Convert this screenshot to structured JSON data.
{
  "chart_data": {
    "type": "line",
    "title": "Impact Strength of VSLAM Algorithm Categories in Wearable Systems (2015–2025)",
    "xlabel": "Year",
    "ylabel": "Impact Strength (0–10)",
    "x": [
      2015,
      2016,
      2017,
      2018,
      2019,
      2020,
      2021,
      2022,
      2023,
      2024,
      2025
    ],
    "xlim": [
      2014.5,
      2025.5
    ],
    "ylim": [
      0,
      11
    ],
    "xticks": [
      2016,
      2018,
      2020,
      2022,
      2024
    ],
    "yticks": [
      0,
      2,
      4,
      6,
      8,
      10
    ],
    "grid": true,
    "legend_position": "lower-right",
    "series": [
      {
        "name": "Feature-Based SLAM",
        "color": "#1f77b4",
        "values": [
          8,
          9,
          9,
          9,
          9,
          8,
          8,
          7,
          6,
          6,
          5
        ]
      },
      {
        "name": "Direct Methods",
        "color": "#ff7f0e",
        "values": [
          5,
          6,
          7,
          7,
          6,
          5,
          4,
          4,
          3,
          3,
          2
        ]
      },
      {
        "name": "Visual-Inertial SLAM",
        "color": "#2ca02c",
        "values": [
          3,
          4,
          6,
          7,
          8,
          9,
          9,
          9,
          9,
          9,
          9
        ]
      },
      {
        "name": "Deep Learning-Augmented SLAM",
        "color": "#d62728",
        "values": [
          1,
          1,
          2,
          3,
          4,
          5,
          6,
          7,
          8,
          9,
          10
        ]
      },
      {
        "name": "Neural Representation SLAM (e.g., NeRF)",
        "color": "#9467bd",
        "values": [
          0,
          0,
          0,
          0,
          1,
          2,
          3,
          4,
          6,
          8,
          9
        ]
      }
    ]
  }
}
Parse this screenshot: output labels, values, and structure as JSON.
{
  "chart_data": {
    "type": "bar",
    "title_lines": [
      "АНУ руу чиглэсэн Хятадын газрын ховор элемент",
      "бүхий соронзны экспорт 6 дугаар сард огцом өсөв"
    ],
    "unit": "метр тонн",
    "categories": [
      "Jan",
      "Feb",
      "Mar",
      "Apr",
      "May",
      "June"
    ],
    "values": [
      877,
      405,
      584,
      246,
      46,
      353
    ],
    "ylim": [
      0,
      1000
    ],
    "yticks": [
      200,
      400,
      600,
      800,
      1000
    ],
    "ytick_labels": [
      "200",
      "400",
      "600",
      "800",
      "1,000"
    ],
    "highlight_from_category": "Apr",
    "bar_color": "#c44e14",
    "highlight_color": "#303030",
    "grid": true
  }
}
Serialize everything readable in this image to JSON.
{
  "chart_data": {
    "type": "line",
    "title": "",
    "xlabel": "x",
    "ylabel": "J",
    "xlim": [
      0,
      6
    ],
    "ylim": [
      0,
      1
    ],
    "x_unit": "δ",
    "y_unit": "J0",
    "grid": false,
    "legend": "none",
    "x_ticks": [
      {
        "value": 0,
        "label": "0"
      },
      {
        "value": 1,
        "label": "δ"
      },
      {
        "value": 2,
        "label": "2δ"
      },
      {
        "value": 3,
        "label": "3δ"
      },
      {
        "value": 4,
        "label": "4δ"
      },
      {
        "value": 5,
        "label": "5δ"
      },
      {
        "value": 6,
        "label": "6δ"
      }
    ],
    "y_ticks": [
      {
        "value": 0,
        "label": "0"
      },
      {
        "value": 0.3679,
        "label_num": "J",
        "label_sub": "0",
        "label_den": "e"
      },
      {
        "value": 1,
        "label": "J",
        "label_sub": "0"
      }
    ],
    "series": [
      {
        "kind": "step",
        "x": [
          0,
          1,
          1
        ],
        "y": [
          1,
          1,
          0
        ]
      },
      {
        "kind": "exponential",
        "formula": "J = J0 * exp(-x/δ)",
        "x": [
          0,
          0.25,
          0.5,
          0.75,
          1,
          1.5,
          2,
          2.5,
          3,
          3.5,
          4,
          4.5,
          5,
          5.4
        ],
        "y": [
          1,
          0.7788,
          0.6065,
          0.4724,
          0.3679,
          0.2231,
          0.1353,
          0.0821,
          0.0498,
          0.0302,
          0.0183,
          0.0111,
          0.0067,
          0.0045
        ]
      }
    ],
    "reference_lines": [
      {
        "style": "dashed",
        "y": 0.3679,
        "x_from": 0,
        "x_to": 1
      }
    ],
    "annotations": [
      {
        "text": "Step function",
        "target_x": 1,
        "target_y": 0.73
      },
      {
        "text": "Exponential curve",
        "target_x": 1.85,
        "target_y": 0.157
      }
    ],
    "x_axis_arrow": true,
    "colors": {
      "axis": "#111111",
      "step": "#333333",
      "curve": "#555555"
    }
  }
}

- - - -

• _Set problem_
Transcribe all the entries, keeping each one exactly as it is.

• _Solution for this exercise_
Convert this screenshot to structured JSON data.
{
  "chart_data": {
    "type": "line",
    "title": "Impact Strength of VSLAM Algorithm Categories in Wearable Systems (2015–2025)",
    "xlabel": "Year",
    "ylabel": "Impact Strength (0–10)",
    "x": [
      2015,
      2016,
      2017,
      2018,
      2019,
      2020,
      2021,
      2022,
      2023,
      2024,
      2025
    ],
    "xlim": [
      2014.5,
      2025.5
    ],
    "ylim": [
      0,
      11
    ],
    "xticks": [
      2016,
      2018,
      2020,
      2022,
      2024
    ],
    "yticks": [
      0,
      2,
      4,
      6,
      8,
      10
    ],
    "grid": true,
    "legend_position": "lower-right",
    "series": [
      {
        "name": "Feature-Based SLAM",
        "color": "#1f77b4",
        "values": [
          8,
          9,
          9,
          9,
          9,
          8,
          8,
          7,
          6,
          6,
          5
        ]
      },
      {
        "name": "Direct Methods",
        "color": "#ff7f0e",
        "values": [
          5,
          6,
          7,
          7,
          6,
          5,
          4,
          4,
          3,
          3,
          2
        ]
      },
      {
        "name": "Visual-Inertial SLAM",
        "color": "#2ca02c",
        "values": [
          3,
          4,
          6,
          7,
          8,
          9,
          9,
          9,
          9,
          9,
          9
        ]
      },
      {
        "name": "Deep Learning-Augmented SLAM",
        "color": "#d62728",
        "values": [
          1,
          1,
          2,
          3,
          4,
          5,
          6,
          7,
          8,
          9,
          10
        ]
      },
      {
        "name": "Neural Representation SLAM (e.g., NeRF)",
        "color": "#9467bd",
        "values": [
          0,
          0,
          0,
          0,
          1,
          2,
          3,
          4,
          6,
          8,
          9
        ]
      }
    ]
  }
}
Parse this screenshot: output labels, values, and structure as JSON.
{
  "chart_data": {
    "type": "bar",
    "title_lines": [
      "АНУ руу чиглэсэн Хятадын газрын ховор элемент",
      "бүхий соронзны экспорт 6 дугаар сард огцом өсөв"
    ],
    "unit": "метр тонн",
    "categories": [
      "Jan",
      "Feb",
      "Mar",
      "Apr",
      "May",
      "June"
    ],
    "values": [
      877,
      405,
      584,
      246,
      46,
      353
    ],
    "ylim": [
      0,
      1000
    ],
    "yticks": [
      200,
      400,
      600,
      800,
      1000
    ],
    "ytick_labels": [
      "200",
      "400",
      "600",
      "800",
      "1,000"
    ],
    "highlight_from_category": "Apr",
    "bar_color": "#c44e14",
    "highlight_color": "#303030",
    "grid": true
  }
}
Serialize everything readable in this image to JSON.
{
  "chart_data": {
    "type": "line",
    "title": "",
    "xlabel": "x",
    "ylabel": "J",
    "xlim": [
      0,
      6
    ],
    "ylim": [
      0,
      1
    ],
    "x_unit": "δ",
    "y_unit": "J0",
    "grid": false,
    "legend": "none",
    "x_ticks": [
      {
        "value": 0,
        "label": "0"
      },
      {
        "value": 1,
        "label": "δ"
      },
      {
        "value": 2,
        "label": "2δ"
      },
      {
        "value": 3,
        "label": "3δ"
      },
      {
        "value": 4,
        "label": "4δ"
      },
      {
        "value": 5,
        "label": "5δ"
      },
      {
        "value": 6,
        "label": "6δ"
      }
    ],
    "y_ticks": [
      {
        "value": 0,
        "label": "0"
      },
      {
        "value": 0.3679,
        "label_num": "J",
        "label_sub": "0",
        "label_den": "e"
      },
      {
        "value": 1,
        "label": "J",
        "label_sub": "0"
      }
    ],
    "series": [
      {
        "kind": "step",
        "x": [
          0,
          1,
          1
        ],
        "y": [
          1,
          1,
          0
        ]
      },
      {
        "kind": "exponential",
        "formula": "J = J0 * exp(-x/δ)",
        "x": [
          0,
          0.25,
          0.5,
          0.75,
          1,
          1.5,
          2,
          2.5,
          3,
          3.5,
          4,
          4.5,
          5,
          5.4
        ],
        "y": [
          1,
          0.7788,
          0.6065,
          0.4724,
          0.3679,
          0.2231,
          0.1353,
          0.0821,
          0.0498,
          0.0302,
          0.0183,
          0.0111,
          0.0067,
          0.0045
        ]
      }
    ],
    "reference_lines": [
      {
        "style": "dashed",
        "y": 0.3679,
        "x_from": 0,
        "x_to": 1
      }
    ],
    "annotations": [
      {
        "text": "Step function",
        "target_x": 1,
        "target_y": 0.73
      },
      {
        "text": "Exponential curve",
        "target_x": 1.85,
        "target_y": 0.157
      }
    ],
    "x_axis_arrow": true,
    "colors": {
      "axis": "#111111",
      "step": "#333333",
      "curve": "#555555"
    }
  }
}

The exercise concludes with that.